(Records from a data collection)
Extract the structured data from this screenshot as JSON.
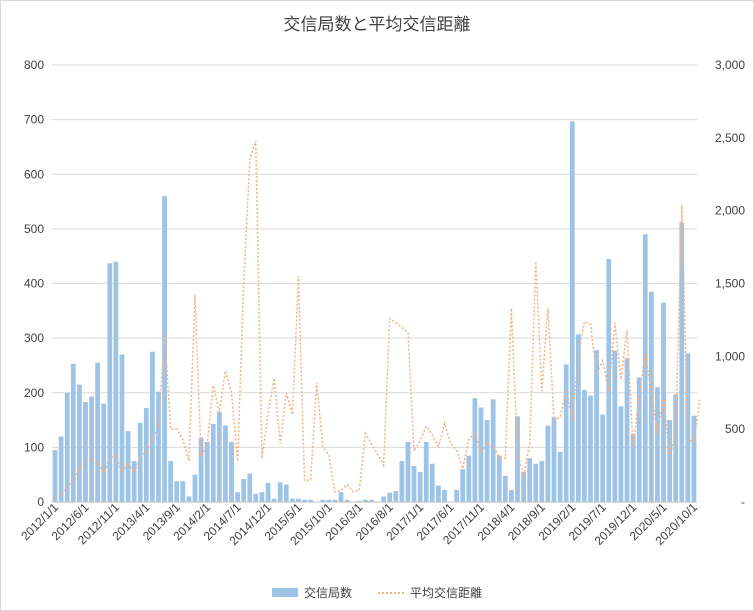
{
  "chart_data": {
    "type": "bar",
    "title": "交信局数と平均交信距離",
    "colors": {
      "bar": "#9dc3e6",
      "line": "#f4b183",
      "grid": "#d9d9d9",
      "text": "#404040"
    },
    "legend_position": "bottom",
    "grid": true,
    "y_left": {
      "ylim": [
        0,
        800
      ],
      "ticks": [
        "0",
        "100",
        "200",
        "300",
        "400",
        "500",
        "600",
        "700",
        "800"
      ]
    },
    "y_right": {
      "ylim": [
        0,
        3000
      ],
      "ticks": [
        "-",
        "500",
        "1,000",
        "1,500",
        "2,000",
        "2,500",
        "3,000"
      ]
    },
    "x_tick_labels": [
      "2012/1/1",
      "2012/6/1",
      "2012/11/1",
      "2013/4/1",
      "2013/9/1",
      "2014/2/1",
      "2014/7/1",
      "2014/12/1",
      "2015/5/1",
      "2015/10/1",
      "2016/3/1",
      "2016/8/1",
      "2017/1/1",
      "2017/6/1",
      "2017/11/1",
      "2018/4/1",
      "2018/9/1",
      "2019/2/1",
      "2019/7/1",
      "2019/12/1",
      "2020/5/1",
      "2020/10/1"
    ],
    "series": [
      {
        "name": "交信局数",
        "type": "bar",
        "axis": "left",
        "values": [
          95,
          120,
          200,
          253,
          215,
          183,
          193,
          255,
          180,
          437,
          440,
          270,
          130,
          75,
          145,
          172,
          275,
          202,
          560,
          75,
          38,
          38,
          10,
          50,
          118,
          110,
          143,
          165,
          140,
          110,
          18,
          42,
          52,
          15,
          18,
          35,
          6,
          36,
          32,
          6,
          6,
          4,
          4,
          0,
          4,
          4,
          4,
          18,
          4,
          0,
          2,
          4,
          4,
          0,
          10,
          17,
          20,
          75,
          110,
          66,
          55,
          110,
          70,
          30,
          22,
          0,
          22,
          60,
          85,
          190,
          173,
          150,
          188,
          85,
          48,
          22,
          157,
          55,
          80,
          70,
          75,
          140,
          155,
          92,
          252,
          697,
          307,
          205,
          195,
          278,
          160,
          445,
          277,
          175,
          263,
          125,
          228,
          490,
          385,
          210,
          365,
          150,
          197,
          512,
          272,
          158
        ]
      },
      {
        "name": "平均交信距離",
        "type": "line",
        "axis": "right",
        "values": [
          30,
          50,
          100,
          150,
          230,
          280,
          300,
          270,
          200,
          300,
          320,
          200,
          270,
          200,
          300,
          350,
          420,
          520,
          1150,
          500,
          500,
          430,
          280,
          1420,
          300,
          400,
          800,
          620,
          900,
          750,
          280,
          1500,
          2350,
          2480,
          300,
          600,
          850,
          400,
          750,
          600,
          1550,
          150,
          150,
          820,
          380,
          320,
          70,
          80,
          120,
          70,
          80,
          470,
          400,
          330,
          250,
          1260,
          1230,
          1200,
          1160,
          350,
          420,
          520,
          460,
          380,
          540,
          400,
          360,
          230,
          430,
          480,
          340,
          410,
          380,
          310,
          300,
          1330,
          330,
          180,
          400,
          1650,
          760,
          1330,
          560,
          580,
          770,
          560,
          1000,
          1240,
          1220,
          880,
          970,
          760,
          1230,
          840,
          1180,
          380,
          730,
          1020,
          750,
          470,
          720,
          310,
          470,
          2040,
          420,
          420,
          700
        ]
      }
    ]
  }
}
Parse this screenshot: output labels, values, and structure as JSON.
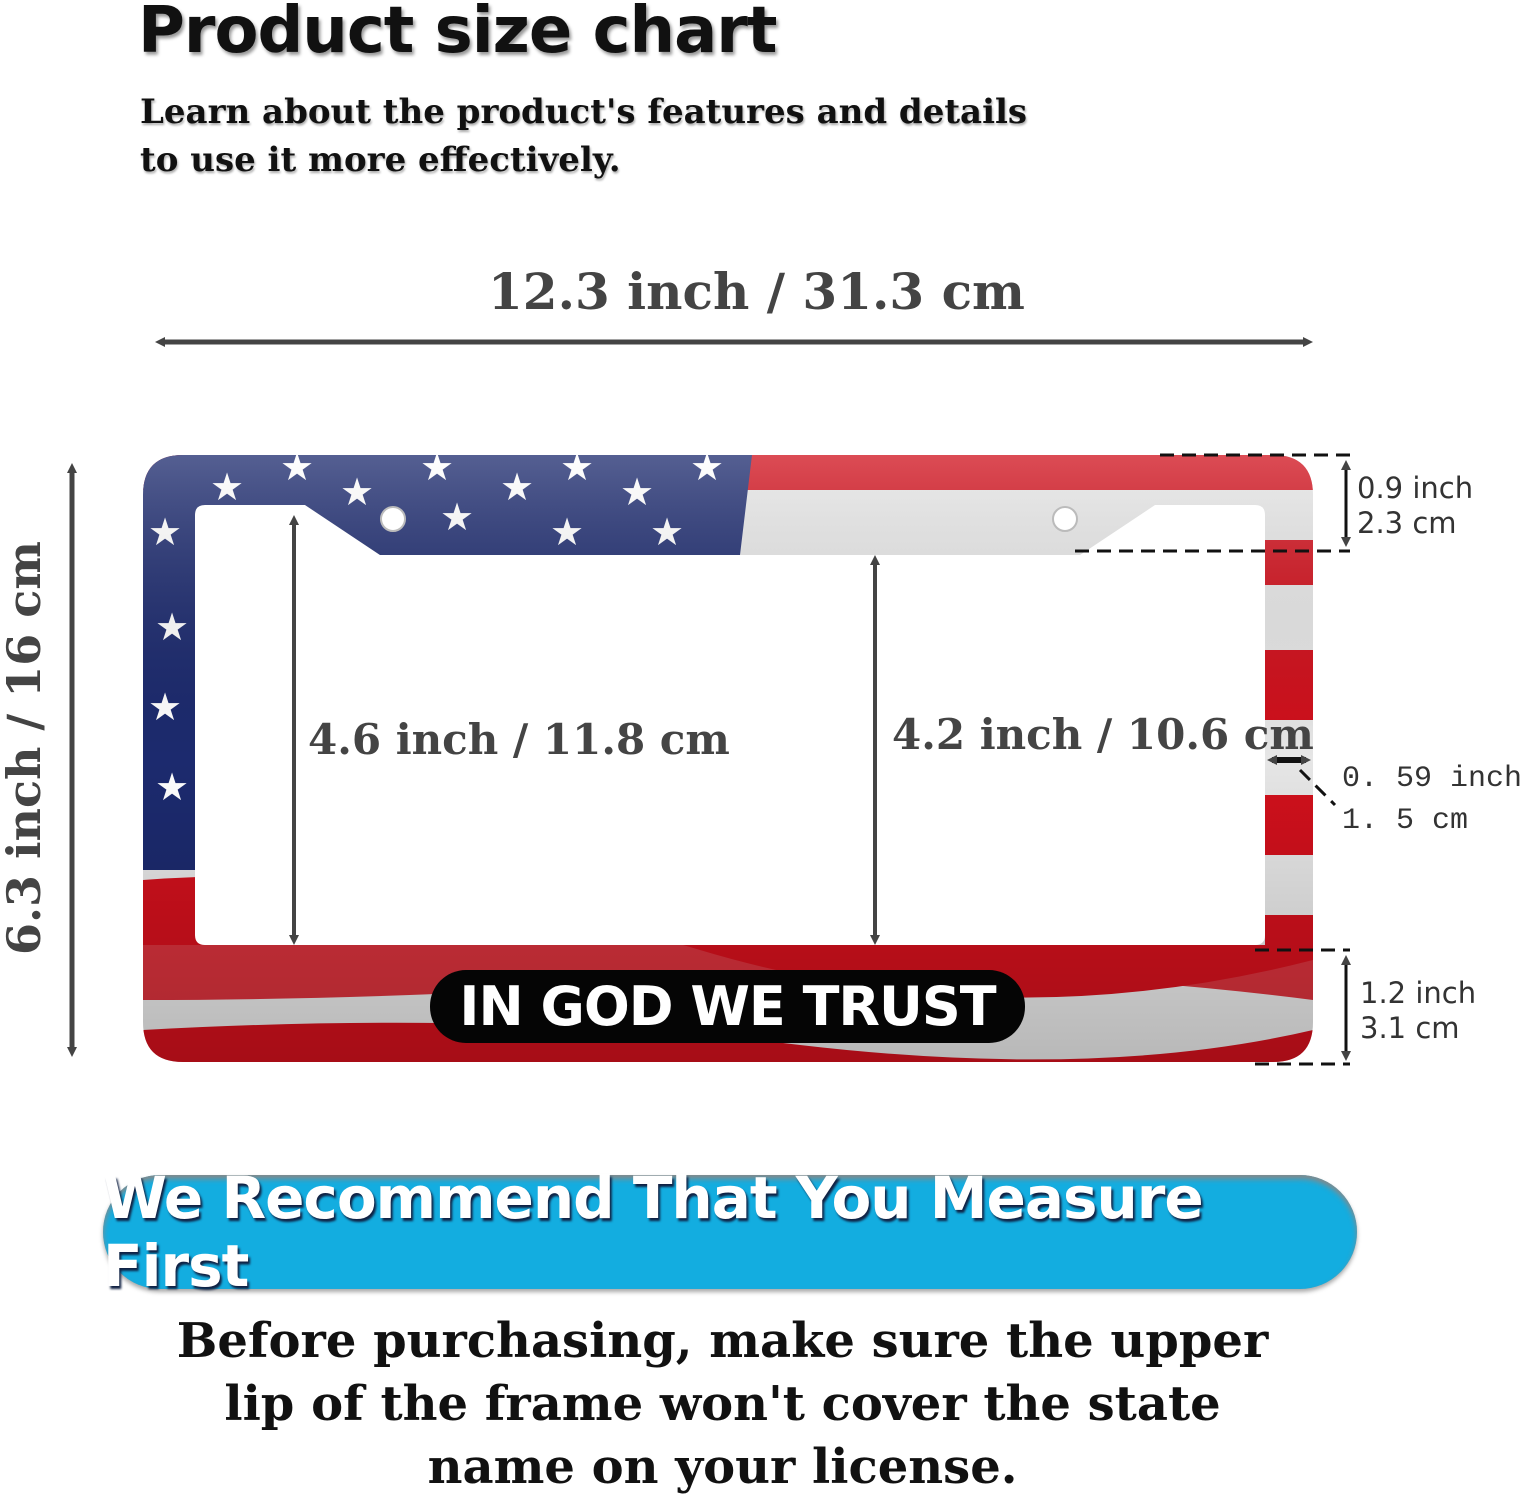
{
  "header": {
    "title": "Product size chart",
    "subtitle_line1": "Learn about the product's features and details",
    "subtitle_line2": "to use it more effectively."
  },
  "dimensions": {
    "width": "12.3 inch / 31.3 cm",
    "height": "6.3 inch / 16 cm",
    "left_opening": "4.6 inch / 11.8 cm",
    "right_opening": "4.2 inch / 10.6 cm",
    "top_lip_inch": "0.9 inch",
    "top_lip_cm": "2.3 cm",
    "side_inch": "0. 59 inch",
    "side_cm": "1. 5 cm",
    "bottom_inch": "1.2 inch",
    "bottom_cm": "3.1 cm"
  },
  "product": {
    "badge_text": "IN GOD WE TRUST",
    "colors": {
      "red": "#d0101c",
      "blue": "#1c2a6e",
      "white": "#e8e8e8"
    }
  },
  "banner": {
    "text": "We Recommend That You Measure First",
    "color": "#13ade0"
  },
  "note": {
    "line1": "Before purchasing, make sure the upper",
    "line2": "lip of the frame won't cover the state",
    "line3": "name on your license."
  }
}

_What you are asked to do:_
Each line from the one bearing "Parse this screenshot: output" through the final line of the records is to be copied exactly, and no pictures are to be included.

_Answer for the task:_
Parse this screenshot: output labels, values, and structure as JSON.
{
  "header": {
    "title": "Product size chart",
    "subtitle_line1": "Learn about the product's features and details",
    "subtitle_line2": "to use it more effectively."
  },
  "dimensions": {
    "width": "12.3 inch / 31.3 cm",
    "height": "6.3 inch / 16 cm",
    "left_opening": "4.6 inch / 11.8 cm",
    "right_opening": "4.2 inch / 10.6 cm",
    "top_lip_inch": "0.9 inch",
    "top_lip_cm": "2.3 cm",
    "side_inch": "0. 59 inch",
    "side_cm": "1. 5 cm",
    "bottom_inch": "1.2 inch",
    "bottom_cm": "3.1 cm"
  },
  "product": {
    "badge_text": "IN GOD WE TRUST",
    "colors": {
      "red": "#d0101c",
      "blue": "#1c2a6e",
      "white": "#e8e8e8"
    }
  },
  "banner": {
    "text": "We Recommend That You Measure First",
    "color": "#13ade0"
  },
  "note": {
    "line1": "Before purchasing, make sure the upper",
    "line2": "lip of the frame won't cover the state",
    "line3": "name on your license."
  }
}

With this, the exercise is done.